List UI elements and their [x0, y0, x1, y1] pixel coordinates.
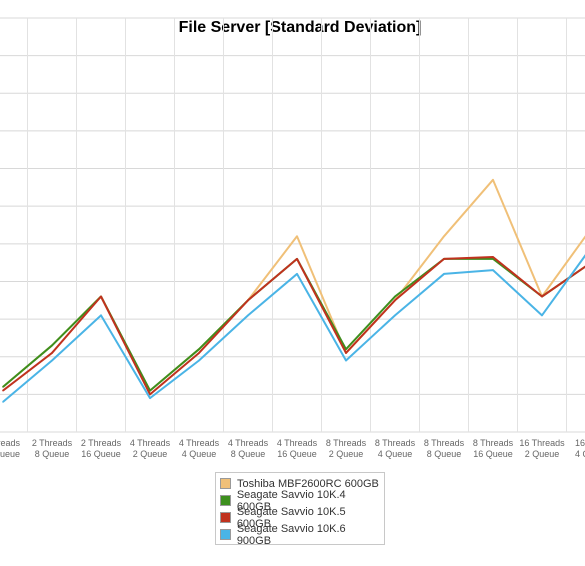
x-tick-label: 2 Queue [525, 449, 560, 459]
data-point [443, 273, 445, 275]
series-line-1 [2, 178, 585, 392]
x-tick-label: 8 Queue [231, 449, 266, 459]
data-point [541, 314, 543, 317]
data-point [394, 299, 396, 302]
x-tick-label: 2 Threads [81, 438, 122, 448]
data-point [149, 397, 151, 399]
x-tick-label: 8 Threads [424, 438, 465, 448]
data-point [492, 179, 494, 181]
data-point [2, 401, 4, 403]
x-tick-label: 4 Threads [130, 438, 171, 448]
legend-item: Seagate Savvio 10K.5 600GB [220, 506, 380, 530]
x-tick-label: 8 Threads [473, 438, 514, 448]
data-point [149, 389, 151, 392]
x-tick-label: 8 Threads [326, 438, 367, 448]
legend: Toshiba MBF2600RC 600GB Seagate Savvio 10… [215, 472, 385, 547]
legend-swatch [220, 512, 231, 523]
legend-label: Seagate Savvio 10K.4 600GB [236, 488, 346, 513]
legend-item: Toshiba MBF2600RC 600GB [220, 475, 380, 492]
data-point [100, 295, 102, 298]
x-tick-label: Queue [0, 449, 20, 459]
x-tick-label: 4 Threads [228, 438, 269, 448]
chart-title: File Server [Standard Deviation] [178, 19, 422, 36]
x-tick-label: 4 Q [575, 449, 585, 459]
data-point [2, 389, 4, 392]
data-point [296, 273, 298, 275]
series-lines [2, 178, 585, 403]
x-tick-label: 2 Queue [133, 449, 168, 459]
x-tick-label: 8 Queue [35, 449, 70, 459]
x-tick-label: 16 Queue [473, 449, 513, 459]
data-point [198, 359, 200, 362]
x-tick-label: 16 T [575, 438, 585, 448]
x-tick-label: 8 Threads [375, 438, 416, 448]
x-tick-label: 16 Queue [81, 449, 121, 459]
data-point [296, 258, 298, 260]
legend-swatch [220, 478, 231, 489]
data-point [394, 295, 396, 298]
data-point [149, 393, 151, 396]
data-point [51, 352, 53, 354]
data-point [394, 314, 396, 317]
data-point [247, 314, 249, 317]
legend-swatch [220, 529, 231, 540]
x-tick-label: 8 Queue [427, 449, 462, 459]
legend-item: Seagate Savvio 10K.6 900GB [220, 523, 380, 547]
data-point [443, 235, 445, 238]
data-point [345, 352, 347, 354]
data-point [100, 314, 102, 317]
x-tick-label: 4 Threads [277, 438, 318, 448]
legend-swatch [220, 495, 231, 506]
x-tick-label: 16 Threads [519, 438, 565, 448]
legend-label: Seagate Savvio 10K.6 900GB [236, 522, 346, 547]
data-point [345, 348, 347, 351]
data-point [247, 299, 249, 302]
data-point [492, 256, 494, 258]
x-tick-label: 2 Queue [329, 449, 364, 459]
x-tick-label: 4 Threads [179, 438, 220, 448]
x-tick-label: 4 Queue [378, 449, 413, 459]
data-point [492, 269, 494, 271]
legend-label: Toshiba MBF2600RC 600GB [237, 477, 379, 490]
data-point [443, 258, 445, 260]
data-point [51, 344, 53, 347]
data-point [51, 359, 53, 362]
x-tick-label: Threads [0, 438, 20, 448]
data-point [2, 386, 4, 388]
x-tick-label: 4 Queue [182, 449, 217, 459]
data-point [198, 352, 200, 354]
x-tick-label: 16 Queue [277, 449, 317, 459]
data-point [541, 295, 543, 298]
series-line-4 [2, 254, 585, 403]
data-point [296, 235, 298, 238]
data-point [198, 348, 200, 351]
legend-label: Seagate Savvio 10K.5 600GB [236, 505, 346, 530]
x-tick-label: 2 Threads [32, 438, 73, 448]
gridlines [0, 17, 585, 433]
data-point [345, 359, 347, 362]
legend-item: Seagate Savvio 10K.4 600GB [220, 489, 380, 513]
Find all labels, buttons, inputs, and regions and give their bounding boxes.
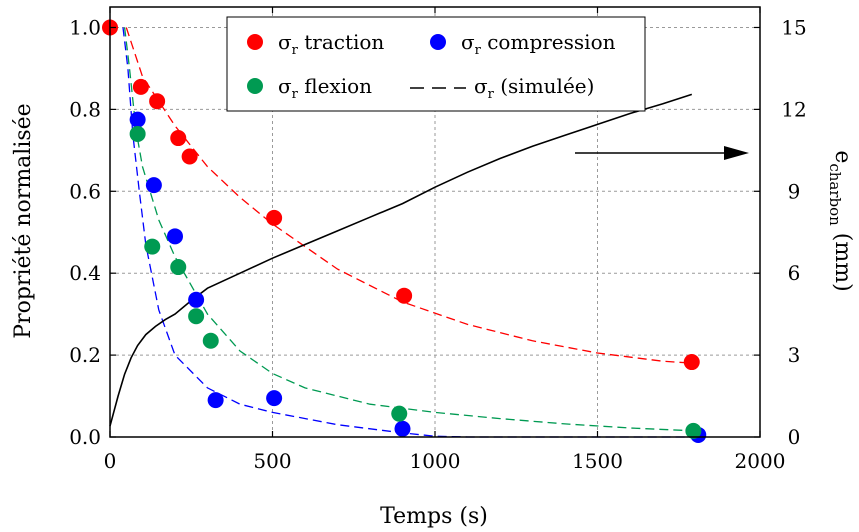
data-point-series-1 xyxy=(394,420,411,437)
y-tick-label: 0.8 xyxy=(69,97,101,121)
y2-tick-label: 15 xyxy=(781,15,806,39)
y2-tick-label: 9 xyxy=(788,179,801,203)
y-tick-label: 1.0 xyxy=(69,15,101,39)
legend-label-flexion: σr flexion xyxy=(278,74,372,102)
legend-box xyxy=(226,16,646,112)
legend-marker-compression xyxy=(430,34,446,50)
y-tick-label: 0.6 xyxy=(69,179,101,203)
curves xyxy=(109,27,699,438)
data-point-series-0 xyxy=(149,93,166,110)
y2-tick-label: 6 xyxy=(788,261,801,285)
data-point-series-1 xyxy=(266,390,283,407)
arrow-head xyxy=(724,146,749,160)
data-point-series-0 xyxy=(132,78,149,95)
data-point-series-0 xyxy=(266,209,283,226)
y-tick-label: 0.0 xyxy=(69,425,101,449)
x-axis-label: Temps (s) xyxy=(380,504,488,529)
y2-label-base: e xyxy=(830,150,855,163)
y-tick-label: 0.4 xyxy=(69,261,101,285)
simulated-curve xyxy=(125,27,696,364)
legend-marker-traction xyxy=(247,34,263,50)
x-tick-label: 1000 xyxy=(410,449,461,473)
legend-label-traction: σr traction xyxy=(278,30,384,58)
data-point-series-1 xyxy=(207,392,224,409)
data-point-series-1 xyxy=(129,111,146,128)
data-point-series-2 xyxy=(129,125,146,142)
legend-marker-flexion xyxy=(247,78,263,94)
data-point-series-1 xyxy=(145,177,162,194)
data-point-series-0 xyxy=(181,148,198,165)
ticks: 0 500 1000 1500 2000 0.0 0.2 0.4 0.6 0.8 1.0 0 3 6 9 12… xyxy=(69,7,807,473)
data-point-series-2 xyxy=(188,308,205,325)
x-tick-label: 2000 xyxy=(735,449,786,473)
data-point-series-1 xyxy=(167,228,183,245)
x-tick-label: 500 xyxy=(253,449,291,473)
data-point-series-2 xyxy=(685,422,702,439)
y2-label-sub: charbon xyxy=(826,163,844,226)
thickness-curve xyxy=(109,93,693,427)
legend: σr traction σr compression σr flexion σr… xyxy=(226,16,646,112)
data-point-series-1 xyxy=(188,291,205,308)
x-tick-label: 0 xyxy=(104,449,117,473)
y2-tick-label: 12 xyxy=(781,97,806,121)
simulated-curve xyxy=(122,27,699,438)
simulated-curve xyxy=(123,27,696,432)
thickness-axis-arrow xyxy=(575,146,749,160)
data-points xyxy=(102,19,707,443)
data-point-series-0 xyxy=(170,130,187,147)
y2-tick-label: 0 xyxy=(788,425,801,449)
data-point-series-0 xyxy=(683,354,700,371)
legend-label-compression: σr compression xyxy=(461,30,616,58)
y-tick-label: 0.2 xyxy=(69,343,101,367)
data-point-series-0 xyxy=(396,287,413,304)
data-point-series-2 xyxy=(144,238,161,255)
x-tick-label: 1500 xyxy=(572,449,623,473)
data-point-series-2 xyxy=(391,405,408,422)
data-point-series-2 xyxy=(170,259,187,276)
legend-label-simulated: σr (simulée) xyxy=(474,74,594,102)
y-axis-label: Propriété normalisée xyxy=(11,103,36,338)
y2-axis-label: echarbon (mm) xyxy=(826,150,855,291)
data-point-series-2 xyxy=(202,332,219,349)
y2-tick-label: 3 xyxy=(788,343,801,367)
y2-label-suffix: (mm) xyxy=(830,226,855,292)
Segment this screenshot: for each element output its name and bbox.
----
Convert every line of the records into a numbered list, skipping blank lines. Leave the pictures out of the answer.

1. List UI elements and their [x0, y0, x1, y1] pixel coordinates.
2. x-tick-label: 2 Queue [525, 449, 560, 459]
3. data-point [443, 273, 445, 275]
4. series-line-1 [2, 178, 585, 392]
5. x-tick-label: 8 Queue [231, 449, 266, 459]
6. data-point [541, 314, 543, 317]
7. data-point [394, 299, 396, 302]
8. x-tick-label: 2 Threads [81, 438, 122, 448]
9. data-point [149, 397, 151, 399]
10. x-tick-label: 8 Threads [424, 438, 465, 448]
11. data-point [492, 179, 494, 181]
12. data-point [2, 401, 4, 403]
13. x-tick-label: 4 Threads [130, 438, 171, 448]
14. legend-item: Seagate Savvio 10K.5 600GB [220, 506, 380, 530]
15. x-tick-label: 8 Threads [473, 438, 514, 448]
16. data-point [149, 389, 151, 392]
17. x-tick-label: 8 Threads [326, 438, 367, 448]
18. legend: Toshiba MBF2600RC 600GB Seagate Savvio 10… [215, 472, 385, 547]
19. legend-swatch [220, 512, 231, 523]
20. legend-label: Seagate Savvio 10K.4 600GB [236, 488, 346, 513]
21. legend-item: Toshiba MBF2600RC 600GB [220, 475, 380, 492]
22. data-point [100, 295, 102, 298]
23. x-tick-label: Queue [0, 449, 20, 459]
24. x-tick-label: 4 Threads [228, 438, 269, 448]
25. chart-title: File Server [Standard Deviation] [178, 19, 422, 36]
26. x-tick-label: 4 Q [575, 449, 585, 459]
27. data-point [2, 389, 4, 392]
28. data-point [296, 273, 298, 275]
29. series-lines [2, 178, 585, 403]
30. x-tick-label: 2 Queue [133, 449, 168, 459]
31. x-tick-label: 8 Queue [35, 449, 70, 459]
32. x-tick-label: 16 Queue [473, 449, 513, 459]
33. data-point [198, 359, 200, 362]
34. x-tick-label: 16 T [575, 438, 585, 448]
35. x-tick-label: 8 Threads [375, 438, 416, 448]
36. x-tick-label: 16 Queue [81, 449, 121, 459]
37. data-point [296, 258, 298, 260]
38. legend-swatch [220, 478, 231, 489]
39. data-point [394, 295, 396, 298]
40. data-point [149, 393, 151, 396]
41. data-point [51, 352, 53, 354]
42. data-point [394, 314, 396, 317]
43. data-point [247, 314, 249, 317]
44. legend-swatch [220, 529, 231, 540]
45. x-tick-label: 8 Queue [427, 449, 462, 459]
46. legend-item: Seagate Savvio 10K.6 900GB [220, 523, 380, 547]
47. data-point [443, 235, 445, 238]
48. data-point [345, 352, 347, 354]
49. data-point [100, 314, 102, 317]
50. x-tick-label: 4 Threads [277, 438, 318, 448]
51. legend-swatch [220, 495, 231, 506]
52. x-tick-label: 16 Threads [519, 438, 565, 448]
53. legend-label: Seagate Savvio 10K.6 900GB [236, 522, 346, 547]
54. data-point [345, 348, 347, 351]
55. data-point [247, 299, 249, 302]
56. data-point [492, 256, 494, 258]
57. x-tick-label: 2 Queue [329, 449, 364, 459]
58. x-tick-label: 4 Threads [179, 438, 220, 448]
59. x-tick-label: 4 Queue [378, 449, 413, 459]
60. data-point [492, 269, 494, 271]
61. legend-label: Toshiba MBF2600RC 600GB [237, 477, 379, 490]
62. data-point [443, 258, 445, 260]
63. data-point [51, 344, 53, 347]
64. data-point [51, 359, 53, 362]
65. x-tick-label: Threads [0, 438, 20, 448]
66. data-point [2, 386, 4, 388]
67. x-tick-label: 4 Queue [182, 449, 217, 459]
68. data-point [198, 352, 200, 354]
69. x-tick-label: 16 Queue [277, 449, 317, 459]
70. data-point [541, 295, 543, 298]
71. series-line-4 [2, 254, 585, 403]
72. data-point [296, 235, 298, 238]
73. data-point [198, 348, 200, 351]
74. legend-label: Seagate Savvio 10K.5 600GB [236, 505, 346, 530]
75. x-tick-label: 2 Threads [32, 438, 73, 448]
76. gridlines [0, 17, 585, 433]
77. data-point [345, 359, 347, 362]
78. legend-item: Seagate Savvio 10K.4 600GB [220, 489, 380, 513]
79. Find all labels, buttons, inputs, and regions and give their bounding boxes.
80. data-point-series-1 xyxy=(394,420,411,437)
81. y-tick-label: 0.8 xyxy=(69,97,101,121)
82. y2-tick-label: 15 xyxy=(781,15,806,39)
83. y2-tick-label: 9 xyxy=(788,179,801,203)
84. y-tick-label: 1.0 xyxy=(69,15,101,39)
85. legend-label-flexion: σr flexion xyxy=(278,74,372,102)
86. legend-box xyxy=(226,16,646,112)
87. legend-marker-compression xyxy=(430,34,446,50)
88. y-tick-label: 0.6 xyxy=(69,179,101,203)
89. curves xyxy=(109,27,699,438)
90. data-point-series-0 xyxy=(149,93,166,110)
91. y2-tick-label: 6 xyxy=(788,261,801,285)
92. data-point-series-1 xyxy=(266,390,283,407)
93. arrow-head xyxy=(724,146,749,160)
94. data-point-series-0 xyxy=(132,78,149,95)
95. data-point-series-0 xyxy=(266,209,283,226)
96. y-tick-label: 0.0 xyxy=(69,425,101,449)
97. x-axis-label: Temps (s) xyxy=(380,504,488,529)
98. y2-label-base: e xyxy=(830,150,855,163)
99. y-tick-label: 0.4 xyxy=(69,261,101,285)
100. simulated-curve xyxy=(125,27,696,364)
101. legend-marker-traction xyxy=(247,34,263,50)
102. x-tick-label: 1000 xyxy=(410,449,461,473)
103. legend-label-traction: σr traction xyxy=(278,30,384,58)
104. data-point-series-1 xyxy=(207,392,224,409)
105. data-point-series-1 xyxy=(129,111,146,128)
106. data-point-series-2 xyxy=(129,125,146,142)
107. legend-marker-flexion xyxy=(247,78,263,94)
108. data-point-series-1 xyxy=(145,177,162,194)
109. data-point-series-0 xyxy=(181,148,198,165)
110. ticks: 0 500 1000 1500 2000 0.0 0.2 0.4 0.6 0.8 1.0 0 3 6 9 12… xyxy=(69,7,807,473)
111. data-point-series-2 xyxy=(188,308,205,325)
112. x-tick-label: 2000 xyxy=(735,449,786,473)
113. data-point-series-1 xyxy=(167,228,183,245)
114. x-tick-label: 500 xyxy=(253,449,291,473)
115. data-point-series-2 xyxy=(685,422,702,439)
116. y2-label-sub: charbon xyxy=(826,163,844,226)
117. thickness-curve xyxy=(109,93,693,427)
118. legend: σr traction σr compression σr flexion σr… xyxy=(226,16,646,112)
119. data-point-series-1 xyxy=(188,291,205,308)
120. x-tick-label: 0 xyxy=(104,449,117,473)
121. y2-tick-label: 12 xyxy=(781,97,806,121)
122. simulated-curve xyxy=(122,27,699,438)
123. simulated-curve xyxy=(123,27,696,432)
124. thickness-axis-arrow xyxy=(575,146,749,160)
125. data-points xyxy=(102,19,707,443)
126. data-point-series-0 xyxy=(170,130,187,147)
127. y2-tick-label: 0 xyxy=(788,425,801,449)
128. data-point-series-0 xyxy=(683,354,700,371)
129. legend-label-compression: σr compression xyxy=(461,30,616,58)
130. y-tick-label: 0.2 xyxy=(69,343,101,367)
131. data-point-series-0 xyxy=(396,287,413,304)
132. data-point-series-2 xyxy=(144,238,161,255)
133. x-tick-label: 1500 xyxy=(572,449,623,473)
134. data-point-series-2 xyxy=(391,405,408,422)
135. data-point-series-2 xyxy=(170,259,187,276)
136. legend-label-simulated: σr (simulée) xyxy=(474,74,594,102)
137. y-axis-label: Propriété normalisée xyxy=(11,103,36,338)
138. y2-axis-label: echarbon (mm) xyxy=(826,150,855,291)
139. data-point-series-2 xyxy=(202,332,219,349)
140. y2-tick-label: 3 xyxy=(788,343,801,367)
141. y2-label-suffix: (mm) xyxy=(830,226,855,292)
142. Segment this screenshot: for each element output its name and bbox.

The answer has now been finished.